→ THE REQUEST
Reproduce each line of the listing exactly.

→ ENTRIES PROVIDED
________

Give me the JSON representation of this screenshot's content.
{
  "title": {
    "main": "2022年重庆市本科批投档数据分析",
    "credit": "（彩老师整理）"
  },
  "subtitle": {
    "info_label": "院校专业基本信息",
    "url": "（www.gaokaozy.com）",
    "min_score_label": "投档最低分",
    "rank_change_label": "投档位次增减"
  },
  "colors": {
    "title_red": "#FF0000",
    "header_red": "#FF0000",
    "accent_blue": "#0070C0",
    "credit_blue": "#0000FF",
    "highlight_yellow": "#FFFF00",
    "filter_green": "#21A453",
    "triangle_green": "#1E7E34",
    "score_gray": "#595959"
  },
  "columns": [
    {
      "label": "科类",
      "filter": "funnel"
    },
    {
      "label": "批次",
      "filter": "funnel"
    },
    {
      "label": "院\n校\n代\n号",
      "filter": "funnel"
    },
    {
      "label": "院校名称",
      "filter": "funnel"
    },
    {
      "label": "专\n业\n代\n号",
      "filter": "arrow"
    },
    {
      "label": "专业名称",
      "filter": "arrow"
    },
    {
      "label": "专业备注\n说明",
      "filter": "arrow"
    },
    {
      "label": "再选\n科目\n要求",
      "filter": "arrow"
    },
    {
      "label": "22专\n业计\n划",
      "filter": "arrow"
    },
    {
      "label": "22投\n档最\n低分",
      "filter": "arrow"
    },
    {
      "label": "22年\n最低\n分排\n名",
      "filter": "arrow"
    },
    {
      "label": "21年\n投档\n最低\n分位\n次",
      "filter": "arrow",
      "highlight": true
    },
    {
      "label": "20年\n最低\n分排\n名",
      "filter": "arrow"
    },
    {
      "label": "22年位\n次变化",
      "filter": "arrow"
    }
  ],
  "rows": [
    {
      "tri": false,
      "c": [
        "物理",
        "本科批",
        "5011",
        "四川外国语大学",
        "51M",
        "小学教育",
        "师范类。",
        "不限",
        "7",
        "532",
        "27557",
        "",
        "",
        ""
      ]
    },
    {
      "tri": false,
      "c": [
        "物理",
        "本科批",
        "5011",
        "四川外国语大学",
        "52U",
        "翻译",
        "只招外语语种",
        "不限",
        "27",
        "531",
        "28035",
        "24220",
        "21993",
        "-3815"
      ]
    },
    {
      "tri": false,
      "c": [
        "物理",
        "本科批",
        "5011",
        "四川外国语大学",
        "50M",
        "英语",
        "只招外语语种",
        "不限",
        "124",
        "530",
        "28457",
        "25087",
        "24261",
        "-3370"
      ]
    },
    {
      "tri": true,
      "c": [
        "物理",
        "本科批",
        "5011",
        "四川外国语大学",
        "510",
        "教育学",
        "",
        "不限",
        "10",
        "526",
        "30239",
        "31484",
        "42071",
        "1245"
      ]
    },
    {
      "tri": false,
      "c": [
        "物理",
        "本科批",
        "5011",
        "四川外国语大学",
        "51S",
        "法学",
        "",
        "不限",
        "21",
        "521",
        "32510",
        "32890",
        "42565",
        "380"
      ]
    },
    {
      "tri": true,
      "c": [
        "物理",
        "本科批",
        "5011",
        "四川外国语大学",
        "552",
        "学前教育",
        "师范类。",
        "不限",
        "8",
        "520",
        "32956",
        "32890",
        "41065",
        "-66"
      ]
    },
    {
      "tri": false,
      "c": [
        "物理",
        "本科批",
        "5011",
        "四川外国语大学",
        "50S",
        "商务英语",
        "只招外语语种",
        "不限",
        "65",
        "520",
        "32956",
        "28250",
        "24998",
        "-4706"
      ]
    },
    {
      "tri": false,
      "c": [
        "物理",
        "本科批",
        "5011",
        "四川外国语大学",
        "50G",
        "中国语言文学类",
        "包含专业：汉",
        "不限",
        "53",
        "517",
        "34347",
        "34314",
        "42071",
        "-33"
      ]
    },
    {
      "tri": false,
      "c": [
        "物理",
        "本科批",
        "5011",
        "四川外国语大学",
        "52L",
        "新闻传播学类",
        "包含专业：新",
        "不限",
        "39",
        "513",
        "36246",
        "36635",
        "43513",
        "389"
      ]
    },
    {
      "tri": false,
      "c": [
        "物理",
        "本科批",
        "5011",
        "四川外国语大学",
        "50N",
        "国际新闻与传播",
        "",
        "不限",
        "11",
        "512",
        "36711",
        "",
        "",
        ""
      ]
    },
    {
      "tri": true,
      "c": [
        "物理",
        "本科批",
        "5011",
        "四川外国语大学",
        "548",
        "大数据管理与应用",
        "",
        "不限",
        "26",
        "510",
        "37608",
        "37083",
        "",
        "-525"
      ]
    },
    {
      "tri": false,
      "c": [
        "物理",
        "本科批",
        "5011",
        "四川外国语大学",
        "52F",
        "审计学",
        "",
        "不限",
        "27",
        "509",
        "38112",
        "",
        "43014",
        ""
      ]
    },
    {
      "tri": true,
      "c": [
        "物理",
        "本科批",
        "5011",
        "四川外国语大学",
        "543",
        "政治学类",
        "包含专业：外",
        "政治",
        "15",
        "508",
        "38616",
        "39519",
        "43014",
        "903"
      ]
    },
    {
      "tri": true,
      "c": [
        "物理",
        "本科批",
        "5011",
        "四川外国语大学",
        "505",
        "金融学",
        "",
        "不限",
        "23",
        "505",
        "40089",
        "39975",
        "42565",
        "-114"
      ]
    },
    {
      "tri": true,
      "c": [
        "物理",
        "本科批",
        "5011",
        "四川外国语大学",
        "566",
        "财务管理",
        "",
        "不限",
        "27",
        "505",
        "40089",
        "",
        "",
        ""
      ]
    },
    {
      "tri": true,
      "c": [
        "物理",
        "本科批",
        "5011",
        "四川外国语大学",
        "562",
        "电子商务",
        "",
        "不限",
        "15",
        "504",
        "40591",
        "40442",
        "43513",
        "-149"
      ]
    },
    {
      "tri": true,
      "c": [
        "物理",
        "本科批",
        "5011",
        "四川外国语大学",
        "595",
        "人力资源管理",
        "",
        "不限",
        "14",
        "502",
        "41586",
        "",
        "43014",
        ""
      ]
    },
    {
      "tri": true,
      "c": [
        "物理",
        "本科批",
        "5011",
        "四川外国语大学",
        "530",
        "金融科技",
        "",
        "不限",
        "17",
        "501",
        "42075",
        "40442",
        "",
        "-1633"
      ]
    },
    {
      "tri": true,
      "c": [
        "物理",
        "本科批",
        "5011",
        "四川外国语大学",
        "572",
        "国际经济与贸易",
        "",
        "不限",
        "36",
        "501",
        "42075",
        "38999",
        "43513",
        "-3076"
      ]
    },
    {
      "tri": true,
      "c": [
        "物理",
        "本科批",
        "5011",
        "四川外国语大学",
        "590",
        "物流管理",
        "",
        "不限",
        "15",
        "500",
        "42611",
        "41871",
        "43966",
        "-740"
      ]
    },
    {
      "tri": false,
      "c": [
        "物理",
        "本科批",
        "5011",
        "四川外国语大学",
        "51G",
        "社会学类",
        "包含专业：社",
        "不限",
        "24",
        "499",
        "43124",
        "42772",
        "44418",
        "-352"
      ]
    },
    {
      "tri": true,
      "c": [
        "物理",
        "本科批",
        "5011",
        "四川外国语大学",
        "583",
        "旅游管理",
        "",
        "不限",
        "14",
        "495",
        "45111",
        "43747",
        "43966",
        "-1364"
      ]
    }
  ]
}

________

→ ANSWER
Give me the JSON representation of this screenshot's content.
{
  "title": {
    "main": "2022年重庆市本科批投档数据分析",
    "credit": "（彩老师整理）"
  },
  "subtitle": {
    "info_label": "院校专业基本信息",
    "url": "（www.gaokaozy.com）",
    "min_score_label": "投档最低分",
    "rank_change_label": "投档位次增减"
  },
  "colors": {
    "title_red": "#FF0000",
    "header_red": "#FF0000",
    "accent_blue": "#0070C0",
    "credit_blue": "#0000FF",
    "highlight_yellow": "#FFFF00",
    "filter_green": "#21A453",
    "triangle_green": "#1E7E34",
    "score_gray": "#595959"
  },
  "columns": [
    {
      "label": "科类",
      "filter": "funnel"
    },
    {
      "label": "批次",
      "filter": "funnel"
    },
    {
      "label": "院\n校\n代\n号",
      "filter": "funnel"
    },
    {
      "label": "院校名称",
      "filter": "funnel"
    },
    {
      "label": "专\n业\n代\n号",
      "filter": "arrow"
    },
    {
      "label": "专业名称",
      "filter": "arrow"
    },
    {
      "label": "专业备注\n说明",
      "filter": "arrow"
    },
    {
      "label": "再选\n科目\n要求",
      "filter": "arrow"
    },
    {
      "label": "22专\n业计\n划",
      "filter": "arrow"
    },
    {
      "label": "22投\n档最\n低分",
      "filter": "arrow"
    },
    {
      "label": "22年\n最低\n分排\n名",
      "filter": "arrow"
    },
    {
      "label": "21年\n投档\n最低\n分位\n次",
      "filter": "arrow",
      "highlight": true
    },
    {
      "label": "20年\n最低\n分排\n名",
      "filter": "arrow"
    },
    {
      "label": "22年位\n次变化",
      "filter": "arrow"
    }
  ],
  "rows": [
    {
      "tri": false,
      "c": [
        "物理",
        "本科批",
        "5011",
        "四川外国语大学",
        "51M",
        "小学教育",
        "师范类。",
        "不限",
        "7",
        "532",
        "27557",
        "",
        "",
        ""
      ]
    },
    {
      "tri": false,
      "c": [
        "物理",
        "本科批",
        "5011",
        "四川外国语大学",
        "52U",
        "翻译",
        "只招外语语种",
        "不限",
        "27",
        "531",
        "28035",
        "24220",
        "21993",
        "-3815"
      ]
    },
    {
      "tri": false,
      "c": [
        "物理",
        "本科批",
        "5011",
        "四川外国语大学",
        "50M",
        "英语",
        "只招外语语种",
        "不限",
        "124",
        "530",
        "28457",
        "25087",
        "24261",
        "-3370"
      ]
    },
    {
      "tri": true,
      "c": [
        "物理",
        "本科批",
        "5011",
        "四川外国语大学",
        "510",
        "教育学",
        "",
        "不限",
        "10",
        "526",
        "30239",
        "31484",
        "42071",
        "1245"
      ]
    },
    {
      "tri": false,
      "c": [
        "物理",
        "本科批",
        "5011",
        "四川外国语大学",
        "51S",
        "法学",
        "",
        "不限",
        "21",
        "521",
        "32510",
        "32890",
        "42565",
        "380"
      ]
    },
    {
      "tri": true,
      "c": [
        "物理",
        "本科批",
        "5011",
        "四川外国语大学",
        "552",
        "学前教育",
        "师范类。",
        "不限",
        "8",
        "520",
        "32956",
        "32890",
        "41065",
        "-66"
      ]
    },
    {
      "tri": false,
      "c": [
        "物理",
        "本科批",
        "5011",
        "四川外国语大学",
        "50S",
        "商务英语",
        "只招外语语种",
        "不限",
        "65",
        "520",
        "32956",
        "28250",
        "24998",
        "-4706"
      ]
    },
    {
      "tri": false,
      "c": [
        "物理",
        "本科批",
        "5011",
        "四川外国语大学",
        "50G",
        "中国语言文学类",
        "包含专业：汉",
        "不限",
        "53",
        "517",
        "34347",
        "34314",
        "42071",
        "-33"
      ]
    },
    {
      "tri": false,
      "c": [
        "物理",
        "本科批",
        "5011",
        "四川外国语大学",
        "52L",
        "新闻传播学类",
        "包含专业：新",
        "不限",
        "39",
        "513",
        "36246",
        "36635",
        "43513",
        "389"
      ]
    },
    {
      "tri": false,
      "c": [
        "物理",
        "本科批",
        "5011",
        "四川外国语大学",
        "50N",
        "国际新闻与传播",
        "",
        "不限",
        "11",
        "512",
        "36711",
        "",
        "",
        ""
      ]
    },
    {
      "tri": true,
      "c": [
        "物理",
        "本科批",
        "5011",
        "四川外国语大学",
        "548",
        "大数据管理与应用",
        "",
        "不限",
        "26",
        "510",
        "37608",
        "37083",
        "",
        "-525"
      ]
    },
    {
      "tri": false,
      "c": [
        "物理",
        "本科批",
        "5011",
        "四川外国语大学",
        "52F",
        "审计学",
        "",
        "不限",
        "27",
        "509",
        "38112",
        "",
        "43014",
        ""
      ]
    },
    {
      "tri": true,
      "c": [
        "物理",
        "本科批",
        "5011",
        "四川外国语大学",
        "543",
        "政治学类",
        "包含专业：外",
        "政治",
        "15",
        "508",
        "38616",
        "39519",
        "43014",
        "903"
      ]
    },
    {
      "tri": true,
      "c": [
        "物理",
        "本科批",
        "5011",
        "四川外国语大学",
        "505",
        "金融学",
        "",
        "不限",
        "23",
        "505",
        "40089",
        "39975",
        "42565",
        "-114"
      ]
    },
    {
      "tri": true,
      "c": [
        "物理",
        "本科批",
        "5011",
        "四川外国语大学",
        "566",
        "财务管理",
        "",
        "不限",
        "27",
        "505",
        "40089",
        "",
        "",
        ""
      ]
    },
    {
      "tri": true,
      "c": [
        "物理",
        "本科批",
        "5011",
        "四川外国语大学",
        "562",
        "电子商务",
        "",
        "不限",
        "15",
        "504",
        "40591",
        "40442",
        "43513",
        "-149"
      ]
    },
    {
      "tri": true,
      "c": [
        "物理",
        "本科批",
        "5011",
        "四川外国语大学",
        "595",
        "人力资源管理",
        "",
        "不限",
        "14",
        "502",
        "41586",
        "",
        "43014",
        ""
      ]
    },
    {
      "tri": true,
      "c": [
        "物理",
        "本科批",
        "5011",
        "四川外国语大学",
        "530",
        "金融科技",
        "",
        "不限",
        "17",
        "501",
        "42075",
        "40442",
        "",
        "-1633"
      ]
    },
    {
      "tri": true,
      "c": [
        "物理",
        "本科批",
        "5011",
        "四川外国语大学",
        "572",
        "国际经济与贸易",
        "",
        "不限",
        "36",
        "501",
        "42075",
        "38999",
        "43513",
        "-3076"
      ]
    },
    {
      "tri": true,
      "c": [
        "物理",
        "本科批",
        "5011",
        "四川外国语大学",
        "590",
        "物流管理",
        "",
        "不限",
        "15",
        "500",
        "42611",
        "41871",
        "43966",
        "-740"
      ]
    },
    {
      "tri": false,
      "c": [
        "物理",
        "本科批",
        "5011",
        "四川外国语大学",
        "51G",
        "社会学类",
        "包含专业：社",
        "不限",
        "24",
        "499",
        "43124",
        "42772",
        "44418",
        "-352"
      ]
    },
    {
      "tri": true,
      "c": [
        "物理",
        "本科批",
        "5011",
        "四川外国语大学",
        "583",
        "旅游管理",
        "",
        "不限",
        "14",
        "495",
        "45111",
        "43747",
        "43966",
        "-1364"
      ]
    }
  ]
}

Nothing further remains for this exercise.